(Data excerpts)
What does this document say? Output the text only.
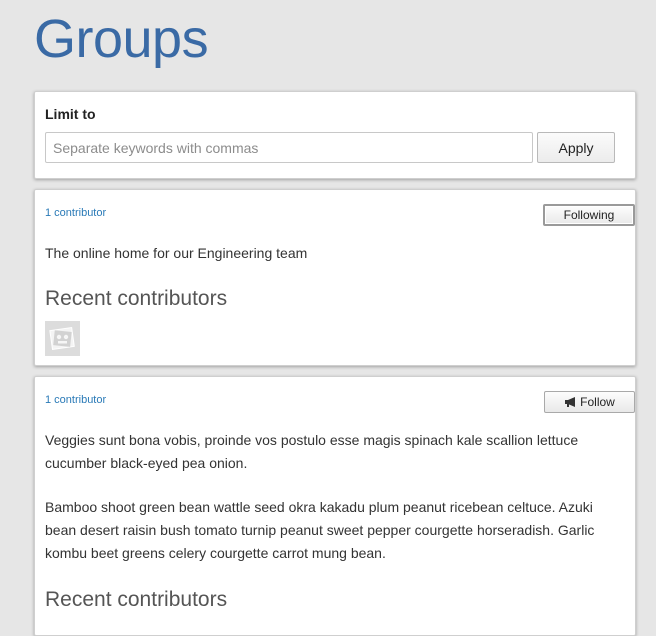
Groups
Limit to
Separate keywords with commas
Apply
1 contributor	Following

The online home for our Engineering team

Recent contributors
1 contributor	Follow

Veggies sunt bona vobis, proinde vos postulo esse magis spinach kale scallion lettuce cucumber black-eyed pea onion.

Bamboo shoot green bean wattle seed okra kakadu plum peanut ricebean celtuce. Azuki bean desert raisin bush tomato turnip peanut sweet pepper courgette horseradish. Garlic kombu beet greens celery courgette carrot mung bean.

Recent contributors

DIRECTIONS FOR THIS TASK:
Leave the pictures out and reproduce each record exactly as written.

TASK OUTPUT:
What does this document say? Output the text only.
Groups
Limit to
Separate keywords with commas
Apply
1 contributor	Following

The online home for our Engineering team

Recent contributors
1 contributor	Follow

Veggies sunt bona vobis, proinde vos postulo esse magis spinach kale scallion lettuce cucumber black-eyed pea onion.

Bamboo shoot green bean wattle seed okra kakadu plum peanut ricebean celtuce. Azuki bean desert raisin bush tomato turnip peanut sweet pepper courgette horseradish. Garlic kombu beet greens celery courgette carrot mung bean.

Recent contributors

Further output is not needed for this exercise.